◆ **Exercise**:
Among the records below, find each line that includes the string "hormigón" and copy it.

========================================

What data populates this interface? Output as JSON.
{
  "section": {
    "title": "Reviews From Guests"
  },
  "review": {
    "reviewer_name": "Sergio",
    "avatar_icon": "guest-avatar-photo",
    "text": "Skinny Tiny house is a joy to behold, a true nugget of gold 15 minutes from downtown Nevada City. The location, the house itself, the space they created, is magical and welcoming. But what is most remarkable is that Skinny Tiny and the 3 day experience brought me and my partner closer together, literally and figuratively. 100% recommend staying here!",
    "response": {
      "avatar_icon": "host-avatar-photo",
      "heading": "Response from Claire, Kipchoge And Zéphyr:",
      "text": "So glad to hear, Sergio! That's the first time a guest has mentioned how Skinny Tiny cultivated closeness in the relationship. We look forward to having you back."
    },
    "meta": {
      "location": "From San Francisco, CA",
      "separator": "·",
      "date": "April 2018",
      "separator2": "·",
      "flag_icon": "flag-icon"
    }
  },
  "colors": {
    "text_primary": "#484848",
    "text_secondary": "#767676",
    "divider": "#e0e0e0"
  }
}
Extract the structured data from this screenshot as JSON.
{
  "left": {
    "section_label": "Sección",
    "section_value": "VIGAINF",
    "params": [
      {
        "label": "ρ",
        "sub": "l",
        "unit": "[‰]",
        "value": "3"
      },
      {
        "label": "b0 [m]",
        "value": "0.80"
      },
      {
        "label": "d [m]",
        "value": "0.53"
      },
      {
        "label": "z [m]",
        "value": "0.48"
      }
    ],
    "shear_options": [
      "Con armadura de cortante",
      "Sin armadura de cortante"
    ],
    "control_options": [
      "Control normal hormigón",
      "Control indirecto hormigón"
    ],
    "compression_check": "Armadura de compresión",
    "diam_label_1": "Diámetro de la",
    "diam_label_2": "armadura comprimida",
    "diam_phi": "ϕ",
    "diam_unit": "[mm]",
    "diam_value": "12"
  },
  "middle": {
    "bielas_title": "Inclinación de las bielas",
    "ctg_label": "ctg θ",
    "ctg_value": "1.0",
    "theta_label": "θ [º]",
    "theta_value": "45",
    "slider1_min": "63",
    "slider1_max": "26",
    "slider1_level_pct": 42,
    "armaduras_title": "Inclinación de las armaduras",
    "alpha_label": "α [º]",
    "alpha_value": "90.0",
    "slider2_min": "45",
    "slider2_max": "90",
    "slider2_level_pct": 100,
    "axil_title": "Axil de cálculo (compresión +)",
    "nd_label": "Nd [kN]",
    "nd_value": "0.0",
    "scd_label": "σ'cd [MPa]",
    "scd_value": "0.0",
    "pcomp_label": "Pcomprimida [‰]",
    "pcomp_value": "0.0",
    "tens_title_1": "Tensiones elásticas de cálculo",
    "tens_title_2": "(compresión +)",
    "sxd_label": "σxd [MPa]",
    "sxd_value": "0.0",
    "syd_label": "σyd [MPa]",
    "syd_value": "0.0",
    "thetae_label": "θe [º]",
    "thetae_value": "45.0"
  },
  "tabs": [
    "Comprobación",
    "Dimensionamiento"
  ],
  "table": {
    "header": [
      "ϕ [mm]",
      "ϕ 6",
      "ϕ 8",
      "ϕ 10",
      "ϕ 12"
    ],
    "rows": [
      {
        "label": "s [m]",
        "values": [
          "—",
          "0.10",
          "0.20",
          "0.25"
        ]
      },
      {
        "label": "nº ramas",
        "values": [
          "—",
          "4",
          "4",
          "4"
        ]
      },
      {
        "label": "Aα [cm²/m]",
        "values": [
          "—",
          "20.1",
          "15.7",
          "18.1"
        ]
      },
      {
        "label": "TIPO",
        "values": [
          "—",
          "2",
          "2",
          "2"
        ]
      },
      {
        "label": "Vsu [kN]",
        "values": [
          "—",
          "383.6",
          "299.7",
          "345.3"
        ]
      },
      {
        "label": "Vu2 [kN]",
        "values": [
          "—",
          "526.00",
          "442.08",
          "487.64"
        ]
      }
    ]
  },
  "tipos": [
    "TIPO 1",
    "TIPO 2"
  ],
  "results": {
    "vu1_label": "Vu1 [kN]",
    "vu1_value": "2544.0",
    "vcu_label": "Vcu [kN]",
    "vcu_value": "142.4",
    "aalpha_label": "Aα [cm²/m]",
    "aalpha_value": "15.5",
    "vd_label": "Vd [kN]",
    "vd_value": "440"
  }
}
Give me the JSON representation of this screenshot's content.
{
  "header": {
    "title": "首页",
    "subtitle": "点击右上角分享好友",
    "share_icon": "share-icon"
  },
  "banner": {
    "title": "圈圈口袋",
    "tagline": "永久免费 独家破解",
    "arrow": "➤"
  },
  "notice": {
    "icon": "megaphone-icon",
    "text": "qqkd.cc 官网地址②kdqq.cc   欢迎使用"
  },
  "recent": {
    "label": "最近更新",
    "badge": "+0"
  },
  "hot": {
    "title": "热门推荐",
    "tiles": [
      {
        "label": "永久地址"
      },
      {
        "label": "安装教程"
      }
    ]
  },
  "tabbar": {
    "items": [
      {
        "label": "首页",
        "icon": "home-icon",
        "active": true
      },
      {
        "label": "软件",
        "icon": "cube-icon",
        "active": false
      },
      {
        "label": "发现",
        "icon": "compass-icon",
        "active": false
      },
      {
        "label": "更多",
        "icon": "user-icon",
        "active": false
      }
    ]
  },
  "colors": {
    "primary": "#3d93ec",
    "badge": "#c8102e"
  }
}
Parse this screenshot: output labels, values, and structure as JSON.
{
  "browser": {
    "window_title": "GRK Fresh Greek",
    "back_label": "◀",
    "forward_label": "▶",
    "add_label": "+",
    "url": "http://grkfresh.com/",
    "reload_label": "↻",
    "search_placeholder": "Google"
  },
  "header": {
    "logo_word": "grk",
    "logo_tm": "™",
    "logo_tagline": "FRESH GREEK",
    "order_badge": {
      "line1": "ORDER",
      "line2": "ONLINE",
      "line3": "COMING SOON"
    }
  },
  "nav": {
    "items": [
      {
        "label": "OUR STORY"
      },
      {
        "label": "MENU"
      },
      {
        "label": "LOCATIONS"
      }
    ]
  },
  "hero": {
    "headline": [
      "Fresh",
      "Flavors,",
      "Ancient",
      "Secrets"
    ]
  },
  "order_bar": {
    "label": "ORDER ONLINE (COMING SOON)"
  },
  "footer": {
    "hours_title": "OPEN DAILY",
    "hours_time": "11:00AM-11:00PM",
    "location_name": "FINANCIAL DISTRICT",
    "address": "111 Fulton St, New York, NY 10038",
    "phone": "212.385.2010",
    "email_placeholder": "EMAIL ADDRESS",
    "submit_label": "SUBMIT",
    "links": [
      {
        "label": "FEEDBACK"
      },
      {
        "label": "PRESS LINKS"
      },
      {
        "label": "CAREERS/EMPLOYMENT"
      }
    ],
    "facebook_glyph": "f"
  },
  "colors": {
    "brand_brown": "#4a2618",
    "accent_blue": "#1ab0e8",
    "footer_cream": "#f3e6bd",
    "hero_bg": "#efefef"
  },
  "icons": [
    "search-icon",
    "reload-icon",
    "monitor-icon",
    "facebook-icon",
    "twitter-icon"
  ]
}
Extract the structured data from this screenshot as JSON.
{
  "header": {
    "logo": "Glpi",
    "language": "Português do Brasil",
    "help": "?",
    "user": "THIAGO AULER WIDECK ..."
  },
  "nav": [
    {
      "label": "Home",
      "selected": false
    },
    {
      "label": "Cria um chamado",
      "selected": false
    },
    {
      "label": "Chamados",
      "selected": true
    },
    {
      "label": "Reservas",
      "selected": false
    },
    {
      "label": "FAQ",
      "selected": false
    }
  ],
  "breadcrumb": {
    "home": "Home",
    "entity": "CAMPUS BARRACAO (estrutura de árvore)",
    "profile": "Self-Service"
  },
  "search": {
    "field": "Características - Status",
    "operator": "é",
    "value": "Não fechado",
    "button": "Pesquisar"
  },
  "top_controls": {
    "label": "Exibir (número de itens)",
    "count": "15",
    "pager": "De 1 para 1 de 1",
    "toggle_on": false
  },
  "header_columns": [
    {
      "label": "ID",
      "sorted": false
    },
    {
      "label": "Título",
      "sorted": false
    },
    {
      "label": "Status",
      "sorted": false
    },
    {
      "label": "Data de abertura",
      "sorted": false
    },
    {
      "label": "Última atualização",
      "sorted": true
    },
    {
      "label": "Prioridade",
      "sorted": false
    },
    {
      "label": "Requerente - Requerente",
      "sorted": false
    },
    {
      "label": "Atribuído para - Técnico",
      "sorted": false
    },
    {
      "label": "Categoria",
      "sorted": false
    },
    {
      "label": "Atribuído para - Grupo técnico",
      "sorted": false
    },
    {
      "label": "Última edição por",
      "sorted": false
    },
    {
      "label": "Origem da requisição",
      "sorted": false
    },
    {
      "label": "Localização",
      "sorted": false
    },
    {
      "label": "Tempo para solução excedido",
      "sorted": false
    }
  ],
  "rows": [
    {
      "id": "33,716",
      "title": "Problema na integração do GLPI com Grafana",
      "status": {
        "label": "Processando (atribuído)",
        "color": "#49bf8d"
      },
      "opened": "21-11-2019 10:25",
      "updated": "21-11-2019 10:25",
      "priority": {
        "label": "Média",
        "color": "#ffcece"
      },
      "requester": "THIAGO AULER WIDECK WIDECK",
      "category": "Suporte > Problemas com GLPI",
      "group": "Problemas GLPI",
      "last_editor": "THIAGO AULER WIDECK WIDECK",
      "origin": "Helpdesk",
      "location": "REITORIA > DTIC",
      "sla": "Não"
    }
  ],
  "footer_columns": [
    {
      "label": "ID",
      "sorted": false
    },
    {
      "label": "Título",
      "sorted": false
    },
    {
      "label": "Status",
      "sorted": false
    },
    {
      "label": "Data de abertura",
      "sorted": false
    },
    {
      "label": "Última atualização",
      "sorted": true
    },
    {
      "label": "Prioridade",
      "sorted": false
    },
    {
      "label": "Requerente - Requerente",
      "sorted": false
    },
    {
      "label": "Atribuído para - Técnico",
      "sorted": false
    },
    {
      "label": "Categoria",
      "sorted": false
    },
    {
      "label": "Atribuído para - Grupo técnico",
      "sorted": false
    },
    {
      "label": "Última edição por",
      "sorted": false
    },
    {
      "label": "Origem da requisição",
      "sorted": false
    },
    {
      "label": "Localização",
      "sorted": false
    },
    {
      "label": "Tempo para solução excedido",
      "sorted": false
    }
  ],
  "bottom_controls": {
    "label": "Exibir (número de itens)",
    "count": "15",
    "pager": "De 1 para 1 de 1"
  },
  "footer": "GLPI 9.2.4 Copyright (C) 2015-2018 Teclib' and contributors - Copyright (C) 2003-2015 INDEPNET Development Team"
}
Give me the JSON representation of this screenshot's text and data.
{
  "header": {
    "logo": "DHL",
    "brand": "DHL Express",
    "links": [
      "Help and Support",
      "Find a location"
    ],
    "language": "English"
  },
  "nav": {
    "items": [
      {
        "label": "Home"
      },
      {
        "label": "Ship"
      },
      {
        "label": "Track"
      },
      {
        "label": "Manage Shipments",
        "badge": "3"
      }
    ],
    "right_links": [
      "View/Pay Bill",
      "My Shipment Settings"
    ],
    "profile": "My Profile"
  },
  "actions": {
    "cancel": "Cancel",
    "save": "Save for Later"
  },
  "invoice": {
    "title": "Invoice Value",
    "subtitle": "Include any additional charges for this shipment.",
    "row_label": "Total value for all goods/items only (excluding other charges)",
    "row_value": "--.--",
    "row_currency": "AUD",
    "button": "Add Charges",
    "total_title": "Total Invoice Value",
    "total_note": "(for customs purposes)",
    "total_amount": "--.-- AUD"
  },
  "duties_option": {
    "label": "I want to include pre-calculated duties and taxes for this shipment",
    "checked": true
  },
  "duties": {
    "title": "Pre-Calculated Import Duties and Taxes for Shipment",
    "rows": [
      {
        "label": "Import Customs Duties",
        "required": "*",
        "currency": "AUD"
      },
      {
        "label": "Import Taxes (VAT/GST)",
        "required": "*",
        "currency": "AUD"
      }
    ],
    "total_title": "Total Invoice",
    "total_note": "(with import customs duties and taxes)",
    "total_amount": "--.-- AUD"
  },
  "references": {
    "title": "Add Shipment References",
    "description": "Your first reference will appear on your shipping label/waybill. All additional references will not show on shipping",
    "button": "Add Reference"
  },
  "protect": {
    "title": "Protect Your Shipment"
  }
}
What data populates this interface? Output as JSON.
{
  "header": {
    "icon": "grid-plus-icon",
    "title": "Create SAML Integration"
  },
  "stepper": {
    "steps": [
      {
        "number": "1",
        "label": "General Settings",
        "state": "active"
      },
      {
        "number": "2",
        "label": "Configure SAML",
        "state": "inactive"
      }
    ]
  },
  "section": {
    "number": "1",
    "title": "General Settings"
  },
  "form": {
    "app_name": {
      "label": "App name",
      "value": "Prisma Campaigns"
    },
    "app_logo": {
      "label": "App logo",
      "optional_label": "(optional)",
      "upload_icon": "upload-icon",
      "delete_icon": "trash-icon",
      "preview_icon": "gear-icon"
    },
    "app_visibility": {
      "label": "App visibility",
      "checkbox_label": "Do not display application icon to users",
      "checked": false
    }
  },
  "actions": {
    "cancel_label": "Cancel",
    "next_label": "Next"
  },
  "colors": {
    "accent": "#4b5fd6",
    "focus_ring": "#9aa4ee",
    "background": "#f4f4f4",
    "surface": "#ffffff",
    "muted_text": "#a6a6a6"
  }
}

========================================

◆ **Worked solution**:
      "Control normal hormigón",
      "Control indirecto hormigón"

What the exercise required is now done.